Directive:
Reply with one number only: the count of lines below that contain the word "this".

Excerpted records:
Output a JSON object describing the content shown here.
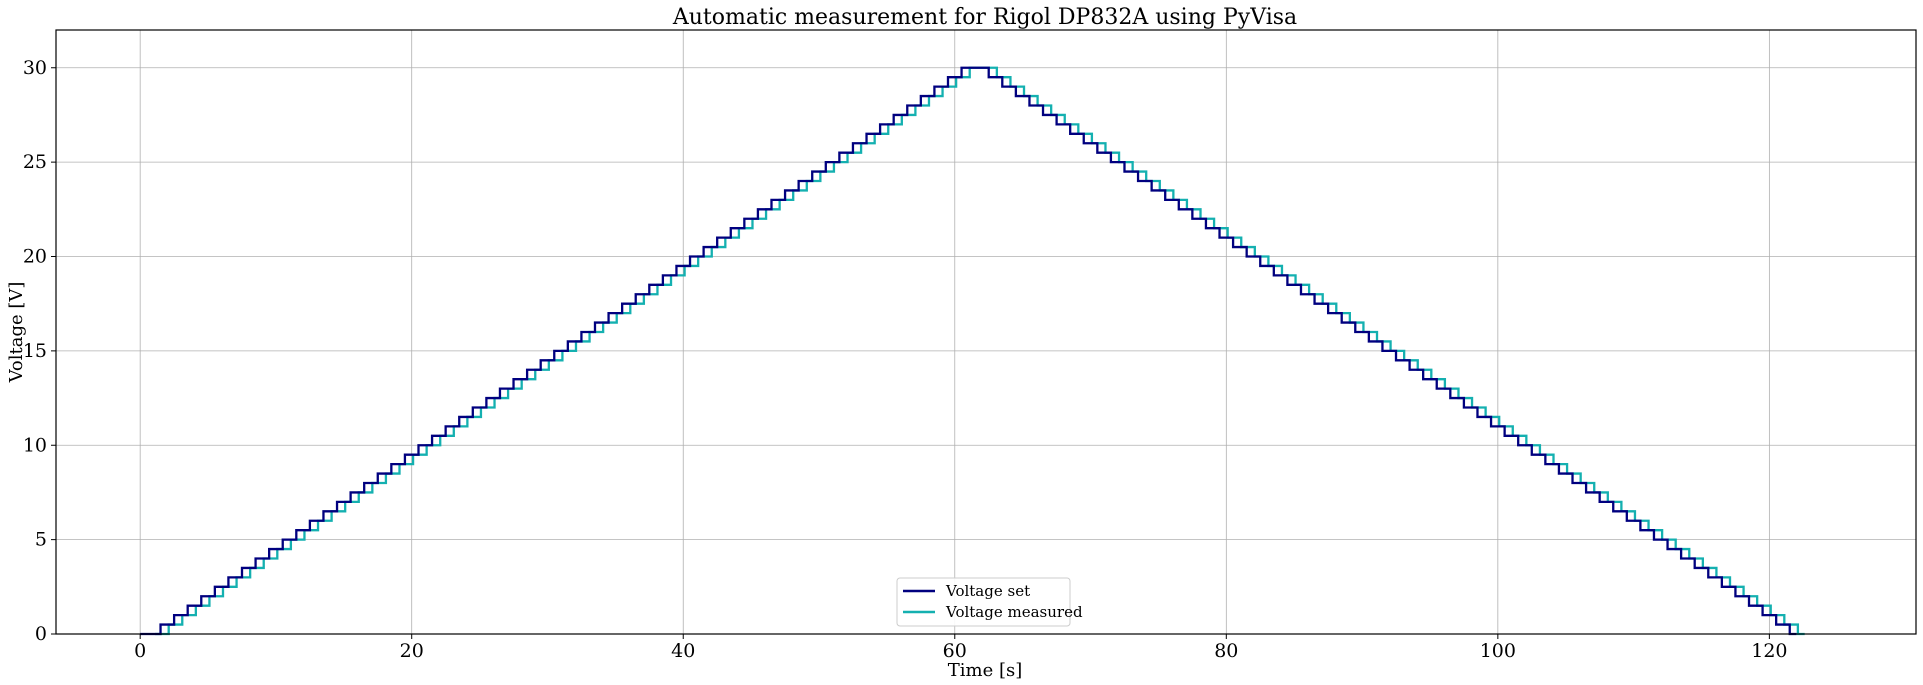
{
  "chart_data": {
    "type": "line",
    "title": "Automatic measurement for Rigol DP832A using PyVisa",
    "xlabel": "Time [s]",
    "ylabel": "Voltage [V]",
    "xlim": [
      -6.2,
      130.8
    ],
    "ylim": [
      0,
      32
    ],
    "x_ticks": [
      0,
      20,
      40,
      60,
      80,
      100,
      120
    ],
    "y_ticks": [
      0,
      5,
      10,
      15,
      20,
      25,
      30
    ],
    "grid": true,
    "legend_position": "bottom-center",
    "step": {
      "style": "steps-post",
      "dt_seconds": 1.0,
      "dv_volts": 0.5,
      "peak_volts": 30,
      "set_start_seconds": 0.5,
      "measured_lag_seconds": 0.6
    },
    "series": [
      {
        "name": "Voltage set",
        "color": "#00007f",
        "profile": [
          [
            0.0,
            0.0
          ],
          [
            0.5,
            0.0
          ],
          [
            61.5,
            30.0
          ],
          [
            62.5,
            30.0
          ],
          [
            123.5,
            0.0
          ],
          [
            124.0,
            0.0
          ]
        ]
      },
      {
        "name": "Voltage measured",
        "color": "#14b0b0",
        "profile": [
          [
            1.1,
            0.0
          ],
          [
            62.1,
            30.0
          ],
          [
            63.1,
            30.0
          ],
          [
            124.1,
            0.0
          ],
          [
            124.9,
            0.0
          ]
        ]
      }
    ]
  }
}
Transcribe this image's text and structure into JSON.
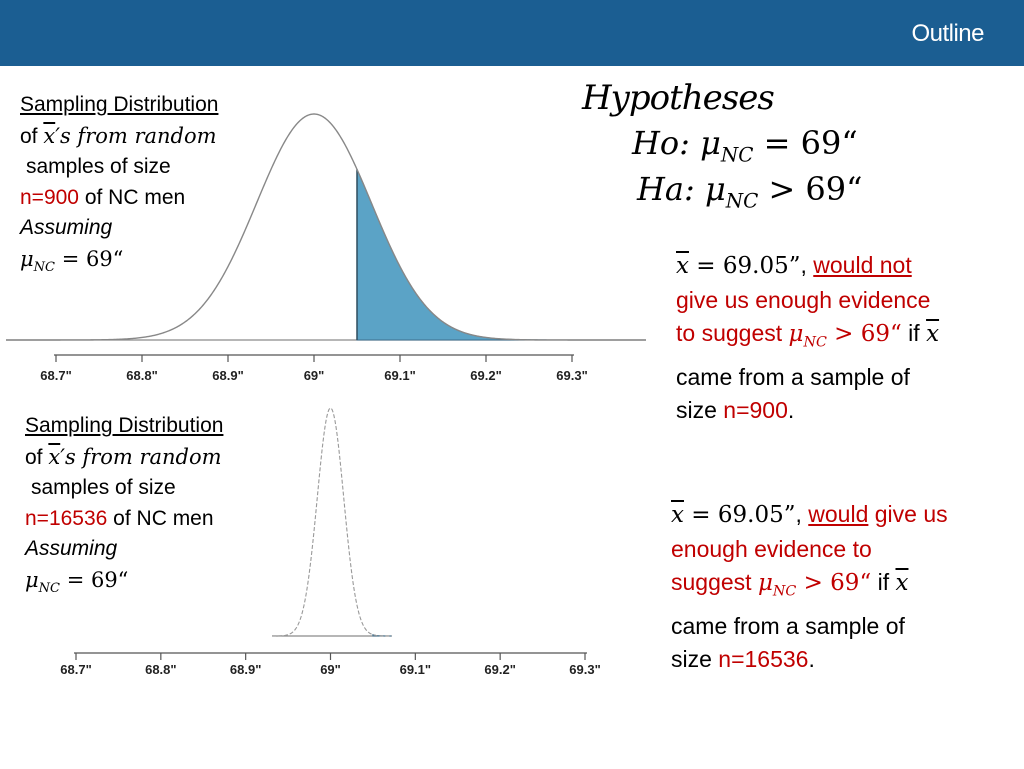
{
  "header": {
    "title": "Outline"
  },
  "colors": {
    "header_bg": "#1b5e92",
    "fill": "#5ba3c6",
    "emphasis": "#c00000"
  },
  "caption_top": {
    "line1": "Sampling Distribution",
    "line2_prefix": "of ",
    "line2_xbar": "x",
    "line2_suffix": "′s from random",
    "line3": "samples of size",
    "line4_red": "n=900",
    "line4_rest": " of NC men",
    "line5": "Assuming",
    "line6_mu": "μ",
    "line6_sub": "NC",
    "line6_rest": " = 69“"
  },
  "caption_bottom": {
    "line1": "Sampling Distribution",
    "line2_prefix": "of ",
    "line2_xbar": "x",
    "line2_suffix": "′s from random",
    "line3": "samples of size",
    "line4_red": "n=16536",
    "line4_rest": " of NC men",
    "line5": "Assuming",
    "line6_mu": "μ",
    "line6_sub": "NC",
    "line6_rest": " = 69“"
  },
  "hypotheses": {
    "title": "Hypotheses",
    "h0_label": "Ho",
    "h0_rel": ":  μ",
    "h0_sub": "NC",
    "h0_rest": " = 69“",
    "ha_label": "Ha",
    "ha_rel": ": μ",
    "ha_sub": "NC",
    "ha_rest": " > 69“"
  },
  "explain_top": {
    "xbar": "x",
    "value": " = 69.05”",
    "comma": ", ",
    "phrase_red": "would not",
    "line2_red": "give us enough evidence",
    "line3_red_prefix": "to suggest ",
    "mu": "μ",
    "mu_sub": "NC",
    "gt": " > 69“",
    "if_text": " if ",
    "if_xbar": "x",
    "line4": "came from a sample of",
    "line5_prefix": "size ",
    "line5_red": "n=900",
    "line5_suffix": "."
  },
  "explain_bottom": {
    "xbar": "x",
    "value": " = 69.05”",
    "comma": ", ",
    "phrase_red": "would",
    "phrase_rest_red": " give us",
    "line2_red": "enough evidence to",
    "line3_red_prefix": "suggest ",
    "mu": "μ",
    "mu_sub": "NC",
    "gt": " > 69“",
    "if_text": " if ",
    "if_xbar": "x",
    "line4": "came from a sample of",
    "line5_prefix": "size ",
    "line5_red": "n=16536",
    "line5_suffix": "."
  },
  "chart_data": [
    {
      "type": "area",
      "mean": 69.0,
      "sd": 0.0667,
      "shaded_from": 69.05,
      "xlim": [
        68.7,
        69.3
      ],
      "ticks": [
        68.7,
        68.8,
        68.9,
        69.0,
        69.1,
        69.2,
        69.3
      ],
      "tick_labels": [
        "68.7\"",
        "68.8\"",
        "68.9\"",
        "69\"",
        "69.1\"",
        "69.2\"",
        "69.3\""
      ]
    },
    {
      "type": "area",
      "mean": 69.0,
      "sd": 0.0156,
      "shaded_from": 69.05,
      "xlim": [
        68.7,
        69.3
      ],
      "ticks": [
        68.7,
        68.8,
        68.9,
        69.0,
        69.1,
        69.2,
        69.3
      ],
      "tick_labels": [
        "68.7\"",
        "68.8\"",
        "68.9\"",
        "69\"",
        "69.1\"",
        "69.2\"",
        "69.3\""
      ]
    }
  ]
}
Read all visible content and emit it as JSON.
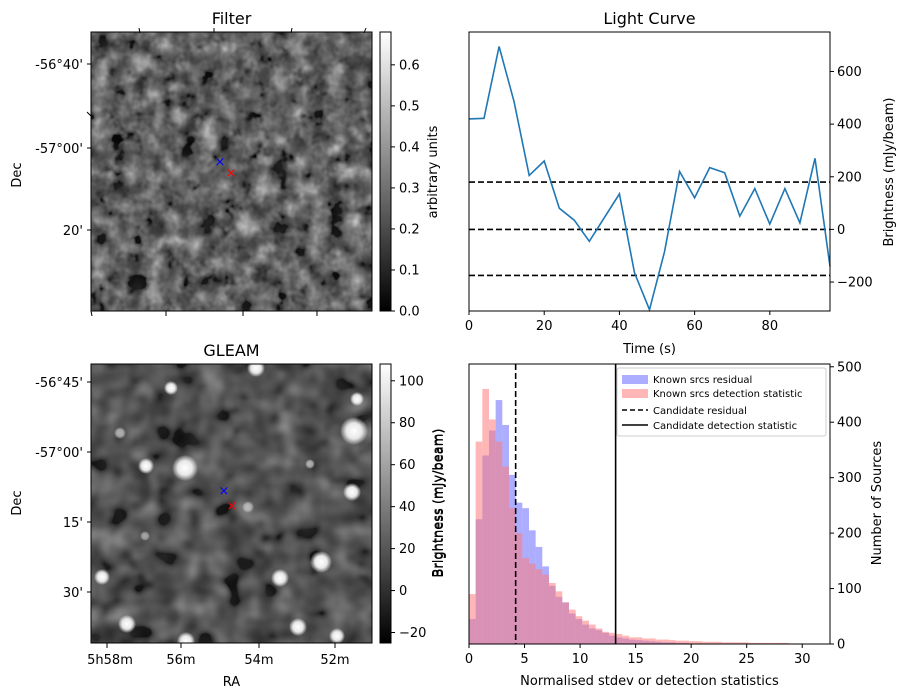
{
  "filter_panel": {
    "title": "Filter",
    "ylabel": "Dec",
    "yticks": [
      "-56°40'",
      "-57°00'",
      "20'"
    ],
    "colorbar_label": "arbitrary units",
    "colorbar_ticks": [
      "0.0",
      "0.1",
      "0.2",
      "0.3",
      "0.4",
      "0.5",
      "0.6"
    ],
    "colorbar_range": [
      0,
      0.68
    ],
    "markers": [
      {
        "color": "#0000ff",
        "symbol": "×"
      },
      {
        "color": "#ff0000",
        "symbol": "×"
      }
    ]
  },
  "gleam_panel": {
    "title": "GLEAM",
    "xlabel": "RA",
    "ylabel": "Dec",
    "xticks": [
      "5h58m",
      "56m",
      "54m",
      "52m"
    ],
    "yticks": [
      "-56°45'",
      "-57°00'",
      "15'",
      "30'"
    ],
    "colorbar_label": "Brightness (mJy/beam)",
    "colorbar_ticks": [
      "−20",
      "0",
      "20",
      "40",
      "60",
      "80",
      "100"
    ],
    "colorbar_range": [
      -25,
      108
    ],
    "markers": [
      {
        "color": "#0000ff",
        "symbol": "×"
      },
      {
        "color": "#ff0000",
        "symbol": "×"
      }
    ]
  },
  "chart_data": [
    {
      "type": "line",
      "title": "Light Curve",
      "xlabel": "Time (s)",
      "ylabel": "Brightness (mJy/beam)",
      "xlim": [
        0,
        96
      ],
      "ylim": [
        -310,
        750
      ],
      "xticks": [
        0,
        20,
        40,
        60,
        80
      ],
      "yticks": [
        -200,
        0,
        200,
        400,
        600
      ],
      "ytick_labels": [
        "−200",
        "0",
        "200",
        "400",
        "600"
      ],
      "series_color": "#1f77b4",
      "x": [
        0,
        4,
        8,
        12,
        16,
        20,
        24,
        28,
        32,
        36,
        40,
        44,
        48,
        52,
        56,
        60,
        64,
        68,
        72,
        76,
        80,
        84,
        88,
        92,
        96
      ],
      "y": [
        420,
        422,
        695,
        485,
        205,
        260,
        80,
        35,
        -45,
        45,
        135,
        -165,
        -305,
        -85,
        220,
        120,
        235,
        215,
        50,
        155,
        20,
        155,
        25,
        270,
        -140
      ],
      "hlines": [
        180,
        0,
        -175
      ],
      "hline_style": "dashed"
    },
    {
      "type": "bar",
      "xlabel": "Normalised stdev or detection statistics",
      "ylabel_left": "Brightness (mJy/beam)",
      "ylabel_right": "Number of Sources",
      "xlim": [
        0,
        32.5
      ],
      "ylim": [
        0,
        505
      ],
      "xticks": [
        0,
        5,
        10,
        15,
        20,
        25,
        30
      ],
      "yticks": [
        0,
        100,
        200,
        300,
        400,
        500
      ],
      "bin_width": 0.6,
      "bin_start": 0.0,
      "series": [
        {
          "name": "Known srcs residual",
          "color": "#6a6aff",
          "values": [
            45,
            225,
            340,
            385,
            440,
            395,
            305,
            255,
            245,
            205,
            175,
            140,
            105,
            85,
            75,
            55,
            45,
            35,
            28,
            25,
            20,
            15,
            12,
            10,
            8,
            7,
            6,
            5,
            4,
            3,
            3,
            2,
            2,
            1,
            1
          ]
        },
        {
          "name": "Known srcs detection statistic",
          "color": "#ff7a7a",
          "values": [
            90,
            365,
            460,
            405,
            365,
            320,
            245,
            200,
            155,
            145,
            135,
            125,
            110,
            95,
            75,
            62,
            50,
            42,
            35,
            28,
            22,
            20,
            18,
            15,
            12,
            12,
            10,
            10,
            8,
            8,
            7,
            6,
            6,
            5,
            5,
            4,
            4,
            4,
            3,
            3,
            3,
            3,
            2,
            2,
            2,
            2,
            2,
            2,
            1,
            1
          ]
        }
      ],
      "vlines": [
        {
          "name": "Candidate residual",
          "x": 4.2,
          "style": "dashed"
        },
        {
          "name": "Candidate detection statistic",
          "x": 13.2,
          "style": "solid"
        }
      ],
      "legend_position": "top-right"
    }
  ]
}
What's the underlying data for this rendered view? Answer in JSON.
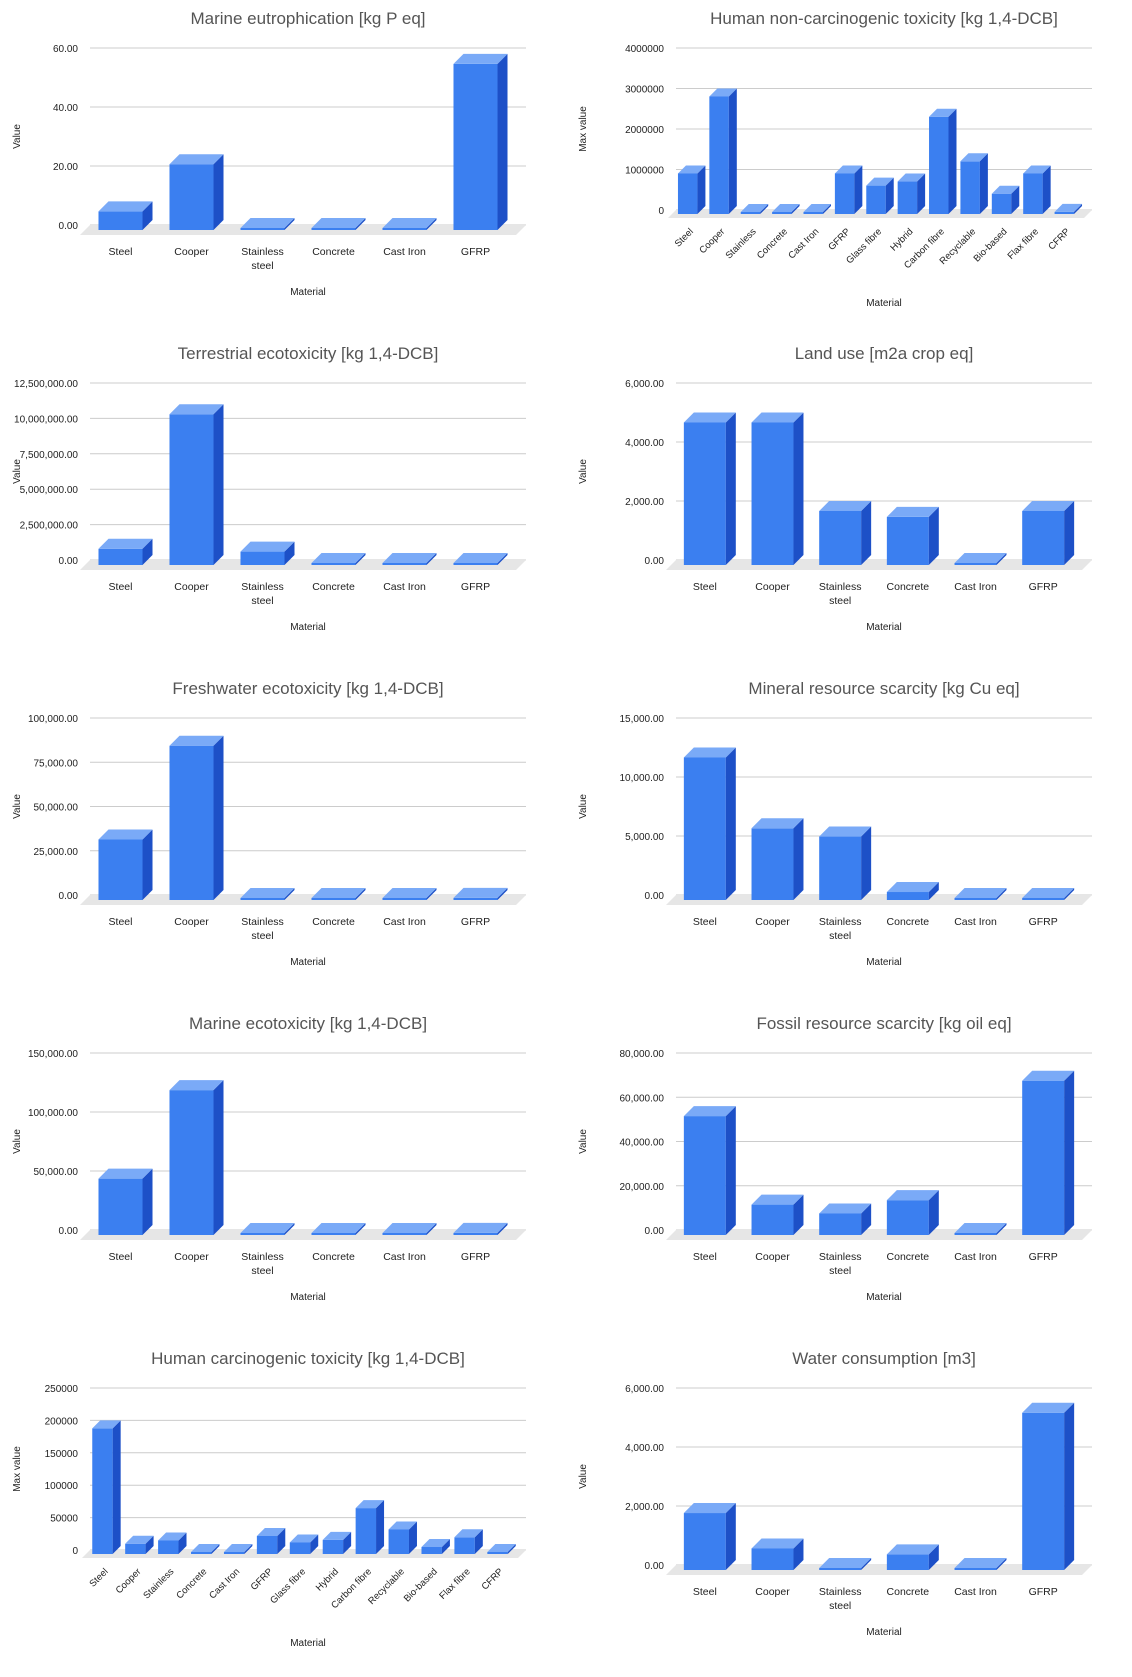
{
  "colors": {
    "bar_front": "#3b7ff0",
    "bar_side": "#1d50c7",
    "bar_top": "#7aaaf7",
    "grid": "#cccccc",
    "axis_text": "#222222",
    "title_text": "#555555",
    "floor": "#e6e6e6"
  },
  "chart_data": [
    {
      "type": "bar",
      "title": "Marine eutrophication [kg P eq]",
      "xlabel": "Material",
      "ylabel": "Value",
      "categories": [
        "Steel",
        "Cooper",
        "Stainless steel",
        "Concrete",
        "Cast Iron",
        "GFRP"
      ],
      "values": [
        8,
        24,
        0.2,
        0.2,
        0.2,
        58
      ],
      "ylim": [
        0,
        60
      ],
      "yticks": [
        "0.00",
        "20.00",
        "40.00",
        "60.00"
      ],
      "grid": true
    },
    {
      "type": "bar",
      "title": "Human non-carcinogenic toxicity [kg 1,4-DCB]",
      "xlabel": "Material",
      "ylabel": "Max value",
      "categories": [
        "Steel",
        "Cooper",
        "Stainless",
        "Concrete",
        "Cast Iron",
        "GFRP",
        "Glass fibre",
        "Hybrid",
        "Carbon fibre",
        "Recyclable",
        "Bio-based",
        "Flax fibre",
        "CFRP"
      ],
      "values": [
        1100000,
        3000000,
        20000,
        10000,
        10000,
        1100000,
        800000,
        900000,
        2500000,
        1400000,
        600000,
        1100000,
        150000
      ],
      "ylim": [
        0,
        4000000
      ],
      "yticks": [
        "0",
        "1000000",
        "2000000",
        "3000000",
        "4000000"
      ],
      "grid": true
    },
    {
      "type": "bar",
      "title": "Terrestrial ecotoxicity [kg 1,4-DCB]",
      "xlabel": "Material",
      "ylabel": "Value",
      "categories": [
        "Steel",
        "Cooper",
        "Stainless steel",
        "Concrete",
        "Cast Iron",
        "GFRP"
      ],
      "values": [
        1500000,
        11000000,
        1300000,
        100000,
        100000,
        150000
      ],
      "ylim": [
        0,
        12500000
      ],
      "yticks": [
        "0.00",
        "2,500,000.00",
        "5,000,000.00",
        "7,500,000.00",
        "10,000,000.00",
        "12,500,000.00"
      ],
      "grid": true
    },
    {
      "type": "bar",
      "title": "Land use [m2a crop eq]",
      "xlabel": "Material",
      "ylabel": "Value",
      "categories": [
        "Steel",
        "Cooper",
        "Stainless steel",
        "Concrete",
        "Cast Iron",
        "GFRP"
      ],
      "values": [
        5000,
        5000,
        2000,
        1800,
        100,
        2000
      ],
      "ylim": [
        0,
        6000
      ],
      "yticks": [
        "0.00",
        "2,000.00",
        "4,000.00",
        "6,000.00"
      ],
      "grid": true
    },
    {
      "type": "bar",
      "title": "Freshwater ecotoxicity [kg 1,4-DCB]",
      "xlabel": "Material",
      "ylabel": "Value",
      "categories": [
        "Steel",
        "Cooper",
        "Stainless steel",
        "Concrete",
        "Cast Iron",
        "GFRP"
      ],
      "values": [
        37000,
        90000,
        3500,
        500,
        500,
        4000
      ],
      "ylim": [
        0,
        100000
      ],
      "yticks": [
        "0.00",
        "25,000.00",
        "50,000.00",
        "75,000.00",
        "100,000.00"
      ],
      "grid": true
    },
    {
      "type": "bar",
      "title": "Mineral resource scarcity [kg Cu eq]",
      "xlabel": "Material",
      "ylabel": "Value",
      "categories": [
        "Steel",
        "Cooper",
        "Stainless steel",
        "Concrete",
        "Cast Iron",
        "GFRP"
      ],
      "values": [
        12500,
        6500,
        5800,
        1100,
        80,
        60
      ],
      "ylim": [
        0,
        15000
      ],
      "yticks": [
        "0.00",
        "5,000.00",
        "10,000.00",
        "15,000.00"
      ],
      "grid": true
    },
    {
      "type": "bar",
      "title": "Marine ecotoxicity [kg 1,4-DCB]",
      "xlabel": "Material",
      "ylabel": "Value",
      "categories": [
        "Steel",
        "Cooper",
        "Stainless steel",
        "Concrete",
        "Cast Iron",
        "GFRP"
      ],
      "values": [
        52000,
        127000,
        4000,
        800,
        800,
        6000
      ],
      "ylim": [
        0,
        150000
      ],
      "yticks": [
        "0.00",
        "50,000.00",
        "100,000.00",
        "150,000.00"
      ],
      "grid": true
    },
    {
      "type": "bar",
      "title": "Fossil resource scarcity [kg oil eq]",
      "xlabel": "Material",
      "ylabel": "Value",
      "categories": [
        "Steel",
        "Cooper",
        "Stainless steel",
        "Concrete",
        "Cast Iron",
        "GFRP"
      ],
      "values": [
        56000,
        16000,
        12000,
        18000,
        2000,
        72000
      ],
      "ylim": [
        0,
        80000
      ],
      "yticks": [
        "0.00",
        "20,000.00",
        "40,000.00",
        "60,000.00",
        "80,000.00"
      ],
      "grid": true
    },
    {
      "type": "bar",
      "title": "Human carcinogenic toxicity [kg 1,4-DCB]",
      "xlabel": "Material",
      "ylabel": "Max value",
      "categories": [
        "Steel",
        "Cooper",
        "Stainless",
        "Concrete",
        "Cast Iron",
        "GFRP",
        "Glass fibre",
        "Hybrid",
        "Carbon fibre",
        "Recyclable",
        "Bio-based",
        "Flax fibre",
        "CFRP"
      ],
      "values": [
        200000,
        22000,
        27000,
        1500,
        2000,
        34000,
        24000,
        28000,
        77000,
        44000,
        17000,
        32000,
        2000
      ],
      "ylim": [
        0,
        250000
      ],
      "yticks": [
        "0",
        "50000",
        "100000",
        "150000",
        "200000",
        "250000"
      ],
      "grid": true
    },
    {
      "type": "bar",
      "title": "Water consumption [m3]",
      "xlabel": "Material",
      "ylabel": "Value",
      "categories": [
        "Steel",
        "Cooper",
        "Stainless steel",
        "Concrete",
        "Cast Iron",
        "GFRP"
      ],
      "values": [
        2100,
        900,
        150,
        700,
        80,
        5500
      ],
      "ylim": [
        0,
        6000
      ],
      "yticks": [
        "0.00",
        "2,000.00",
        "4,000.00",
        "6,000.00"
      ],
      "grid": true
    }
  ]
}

The output:
2